## [STATED EXERCISE]
Extract every record, keeping each one exactly as it is.

--- Begin RECORD LIST ---

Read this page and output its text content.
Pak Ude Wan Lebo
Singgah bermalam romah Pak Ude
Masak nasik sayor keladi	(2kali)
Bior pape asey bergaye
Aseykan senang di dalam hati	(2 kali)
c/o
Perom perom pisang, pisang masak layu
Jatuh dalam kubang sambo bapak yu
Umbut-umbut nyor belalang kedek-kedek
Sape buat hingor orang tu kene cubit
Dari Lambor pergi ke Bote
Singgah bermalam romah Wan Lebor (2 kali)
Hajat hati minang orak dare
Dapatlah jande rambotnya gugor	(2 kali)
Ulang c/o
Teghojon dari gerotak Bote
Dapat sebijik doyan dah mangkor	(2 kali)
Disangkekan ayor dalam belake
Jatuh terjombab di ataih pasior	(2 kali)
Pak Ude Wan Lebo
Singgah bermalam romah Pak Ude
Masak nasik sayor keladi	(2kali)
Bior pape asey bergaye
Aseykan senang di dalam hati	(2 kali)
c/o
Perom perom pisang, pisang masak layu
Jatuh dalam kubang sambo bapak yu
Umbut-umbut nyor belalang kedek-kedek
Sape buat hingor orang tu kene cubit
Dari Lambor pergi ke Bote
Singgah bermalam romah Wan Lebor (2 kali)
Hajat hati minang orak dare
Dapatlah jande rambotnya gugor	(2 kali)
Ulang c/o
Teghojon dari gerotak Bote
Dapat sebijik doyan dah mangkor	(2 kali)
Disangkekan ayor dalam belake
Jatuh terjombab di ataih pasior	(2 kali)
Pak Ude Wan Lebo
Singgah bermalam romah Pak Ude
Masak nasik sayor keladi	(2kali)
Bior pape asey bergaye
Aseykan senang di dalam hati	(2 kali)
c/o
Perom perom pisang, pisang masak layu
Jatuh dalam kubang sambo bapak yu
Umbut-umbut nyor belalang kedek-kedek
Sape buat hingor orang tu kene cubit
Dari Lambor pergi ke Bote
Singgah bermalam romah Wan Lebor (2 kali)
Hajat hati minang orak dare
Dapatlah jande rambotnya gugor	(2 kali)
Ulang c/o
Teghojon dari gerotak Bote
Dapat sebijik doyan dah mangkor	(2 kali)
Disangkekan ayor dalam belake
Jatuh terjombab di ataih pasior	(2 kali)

--- End RECORD LIST ---

## [COMPLETE OUTPUT]
Read this page and output its text content.
Pak Ude Wan Lebo
Singgah bermalam romah Pak Ude
Masak nasik sayor keladi	(2kali)
Bior pape asey bergaye
Aseykan senang di dalam hati	(2 kali)
c/o
Perom perom pisang, pisang masak layu
Jatuh dalam kubang sambo bapak yu
Umbut-umbut nyor belalang kedek-kedek
Sape buat hingor orang tu kene cubit
Dari Lambor pergi ke Bote
Singgah bermalam romah Wan Lebor (2 kali)
Hajat hati minang orak dare
Dapatlah jande rambotnya gugor	(2 kali)
Ulang c/o
Teghojon dari gerotak Bote
Dapat sebijik doyan dah mangkor	(2 kali)
Disangkekan ayor dalam belake
Jatuh terjombab di ataih pasior	(2 kali)
Pak Ude Wan Lebo
Singgah bermalam romah Pak Ude
Masak nasik sayor keladi	(2kali)
Bior pape asey bergaye
Aseykan senang di dalam hati	(2 kali)
c/o
Perom perom pisang, pisang masak layu
Jatuh dalam kubang sambo bapak yu
Umbut-umbut nyor belalang kedek-kedek
Sape buat hingor orang tu kene cubit
Dari Lambor pergi ke Bote
Singgah bermalam romah Wan Lebor (2 kali)
Hajat hati minang orak dare
Dapatlah jande rambotnya gugor	(2 kali)
Ulang c/o
Teghojon dari gerotak Bote
Dapat sebijik doyan dah mangkor	(2 kali)
Disangkekan ayor dalam belake
Jatuh terjombab di ataih pasior	(2 kali)
Pak Ude Wan Lebo
Singgah bermalam romah Pak Ude
Masak nasik sayor keladi	(2kali)
Bior pape asey bergaye
Aseykan senang di dalam hati	(2 kali)
c/o
Perom perom pisang, pisang masak layu
Jatuh dalam kubang sambo bapak yu
Umbut-umbut nyor belalang kedek-kedek
Sape buat hingor orang tu kene cubit
Dari Lambor pergi ke Bote
Singgah bermalam romah Wan Lebor (2 kali)
Hajat hati minang orak dare
Dapatlah jande rambotnya gugor	(2 kali)
Ulang c/o
Teghojon dari gerotak Bote
Dapat sebijik doyan dah mangkor	(2 kali)
Disangkekan ayor dalam belake
Jatuh terjombab di ataih pasior	(2 kali)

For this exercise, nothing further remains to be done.